[EXTRACTED ENTRIES]

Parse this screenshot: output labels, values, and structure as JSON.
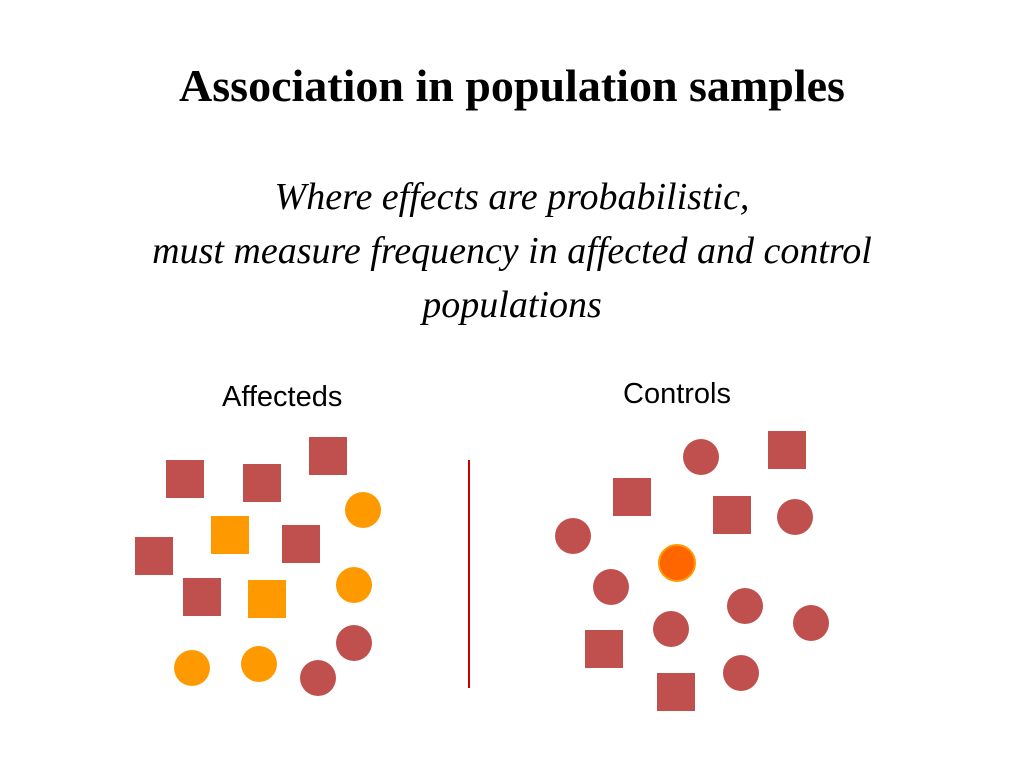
{
  "slide": {
    "title": "Association in population samples",
    "subtitle_lines": [
      "Where effects are probabilistic,",
      "must measure frequency in affected and control",
      "populations"
    ]
  },
  "groups": {
    "affected_label": "Affecteds",
    "controls_label": "Controls"
  },
  "colors": {
    "red_shape": "#c0504d",
    "orange_shape": "#ff9900",
    "highlight_orange": "#ff6600",
    "divider": "#cc0000"
  }
}
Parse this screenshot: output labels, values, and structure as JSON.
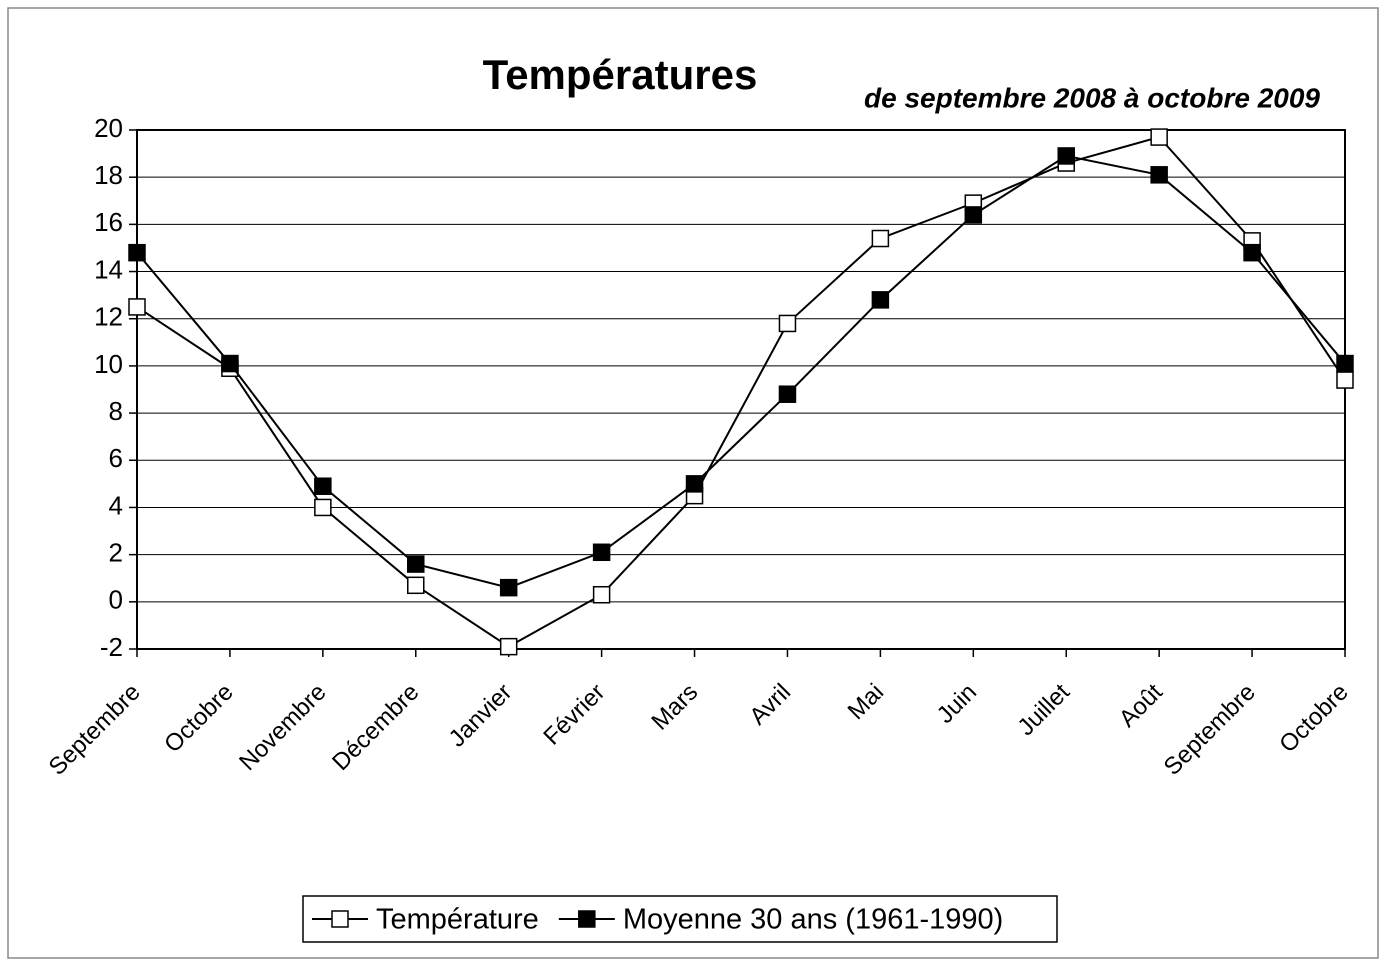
{
  "chart_data": {
    "type": "line",
    "title": "Températures",
    "subtitle": "de septembre 2008 à octobre 2009",
    "categories": [
      "Septembre",
      "Octobre",
      "Novembre",
      "Décembre",
      "Janvier",
      "Février",
      "Mars",
      "Avril",
      "Mai",
      "Juin",
      "Juillet",
      "Août",
      "Septembre",
      "Octobre"
    ],
    "series": [
      {
        "name": "Température",
        "color": "#ffffff",
        "values": [
          12.5,
          9.9,
          4.0,
          0.7,
          -1.9,
          0.3,
          4.5,
          11.8,
          15.4,
          16.9,
          18.6,
          19.7,
          15.3,
          9.4
        ]
      },
      {
        "name": "Moyenne 30 ans (1961-1990)",
        "color": "#000000",
        "values": [
          14.8,
          10.1,
          4.9,
          1.6,
          0.6,
          2.1,
          5.0,
          8.8,
          12.8,
          16.4,
          18.9,
          18.1,
          14.8,
          10.1
        ]
      }
    ],
    "ylim": [
      -2,
      20
    ],
    "yticks": [
      -2,
      0,
      2,
      4,
      6,
      8,
      10,
      12,
      14,
      16,
      18,
      20
    ],
    "grid": true,
    "legend": "bottom"
  }
}
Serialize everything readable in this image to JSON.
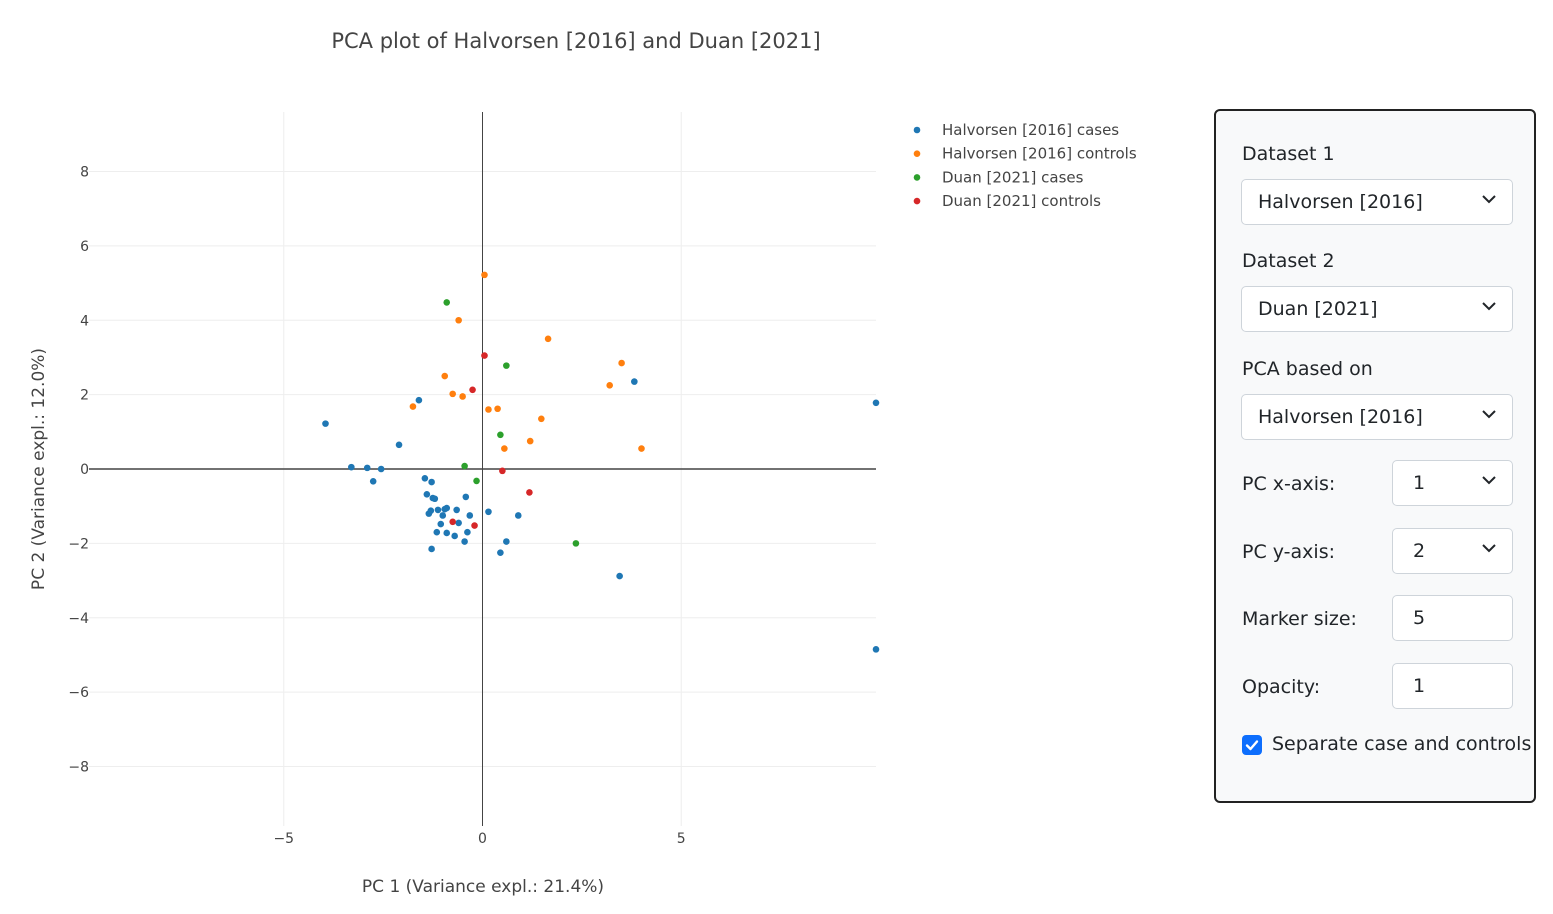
{
  "chart_data": {
    "type": "scatter",
    "title": "PCA plot of Halvorsen [2016] and Duan [2021]",
    "xlabel": "PC 1 (Variance expl.: 21.4%)",
    "ylabel": "PC 2 (Variance expl.: 12.0%)",
    "xlim": [
      -9.9,
      9.9
    ],
    "ylim": [
      -9.6,
      9.6
    ],
    "xticks": [
      -5,
      0,
      5
    ],
    "xtick_labels": [
      "−5",
      "0",
      "5"
    ],
    "yticks": [
      -8,
      -6,
      -4,
      -2,
      0,
      2,
      4,
      6,
      8
    ],
    "ytick_labels": [
      "−8",
      "−6",
      "−4",
      "−2",
      "0",
      "2",
      "4",
      "6",
      "8"
    ],
    "grid": true,
    "legend_position": "top-right, outside plot",
    "series": [
      {
        "name": "Halvorsen [2016] cases",
        "color": "#1f77b4",
        "points": [
          [
            -3.95,
            1.22
          ],
          [
            -3.3,
            0.05
          ],
          [
            -2.9,
            0.03
          ],
          [
            -2.75,
            -0.33
          ],
          [
            -2.55,
            0.0
          ],
          [
            -2.1,
            0.65
          ],
          [
            -1.6,
            1.85
          ],
          [
            -1.45,
            -0.25
          ],
          [
            -1.4,
            -0.68
          ],
          [
            -1.35,
            -1.2
          ],
          [
            -1.3,
            -1.12
          ],
          [
            -1.28,
            -0.35
          ],
          [
            -1.25,
            -0.78
          ],
          [
            -1.2,
            -0.8
          ],
          [
            -1.28,
            -2.15
          ],
          [
            -1.15,
            -1.7
          ],
          [
            -1.12,
            -1.1
          ],
          [
            -1.05,
            -1.48
          ],
          [
            -1.0,
            -1.25
          ],
          [
            -0.95,
            -1.08
          ],
          [
            -0.9,
            -1.05
          ],
          [
            -0.9,
            -1.72
          ],
          [
            -0.7,
            -1.8
          ],
          [
            -0.65,
            -1.1
          ],
          [
            -0.6,
            -1.45
          ],
          [
            -0.45,
            -1.95
          ],
          [
            -0.42,
            -0.75
          ],
          [
            -0.38,
            -1.7
          ],
          [
            -0.32,
            -1.25
          ],
          [
            0.15,
            -1.15
          ],
          [
            0.45,
            -2.25
          ],
          [
            0.6,
            -1.95
          ],
          [
            0.9,
            -1.25
          ],
          [
            3.45,
            -2.88
          ],
          [
            3.82,
            2.35
          ],
          [
            9.9,
            1.78
          ],
          [
            9.9,
            -4.85
          ]
        ]
      },
      {
        "name": "Halvorsen [2016] controls",
        "color": "#ff7f0e",
        "points": [
          [
            0.05,
            5.22
          ],
          [
            -0.6,
            4.0
          ],
          [
            1.65,
            3.5
          ],
          [
            -0.95,
            2.5
          ],
          [
            3.5,
            2.85
          ],
          [
            3.2,
            2.25
          ],
          [
            -0.75,
            2.02
          ],
          [
            -0.5,
            1.95
          ],
          [
            -1.75,
            1.68
          ],
          [
            0.15,
            1.6
          ],
          [
            0.38,
            1.62
          ],
          [
            1.48,
            1.35
          ],
          [
            1.2,
            0.75
          ],
          [
            0.55,
            0.55
          ],
          [
            4.0,
            0.55
          ]
        ]
      },
      {
        "name": "Duan [2021] cases",
        "color": "#2ca02c",
        "points": [
          [
            -0.9,
            4.48
          ],
          [
            0.6,
            2.78
          ],
          [
            0.45,
            0.92
          ],
          [
            -0.45,
            0.08
          ],
          [
            -0.15,
            -0.32
          ],
          [
            2.35,
            -2.0
          ]
        ]
      },
      {
        "name": "Duan [2021] controls",
        "color": "#d62728",
        "points": [
          [
            0.05,
            3.05
          ],
          [
            -0.25,
            2.13
          ],
          [
            0.5,
            -0.05
          ],
          [
            1.18,
            -0.63
          ],
          [
            -0.75,
            -1.42
          ],
          [
            -0.2,
            -1.52
          ]
        ]
      }
    ]
  },
  "controls": {
    "dataset1_label": "Dataset 1",
    "dataset1_value": "Halvorsen [2016]",
    "dataset2_label": "Dataset 2",
    "dataset2_value": "Duan [2021]",
    "pca_based_label": "PCA based on",
    "pca_based_value": "Halvorsen [2016]",
    "pcx_label": "PC x-axis:",
    "pcx_value": "1",
    "pcy_label": "PC y-axis:",
    "pcy_value": "2",
    "marker_size_label": "Marker size:",
    "marker_size_value": "5",
    "opacity_label": "Opacity:",
    "opacity_value": "1",
    "separate_label": "Separate case and controls",
    "separate_checked": true
  }
}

[TASK DIRECTIONS] Go through the material above and count the lines that contain "expl"; answer with the number alone.

[THE RESPONSE] 2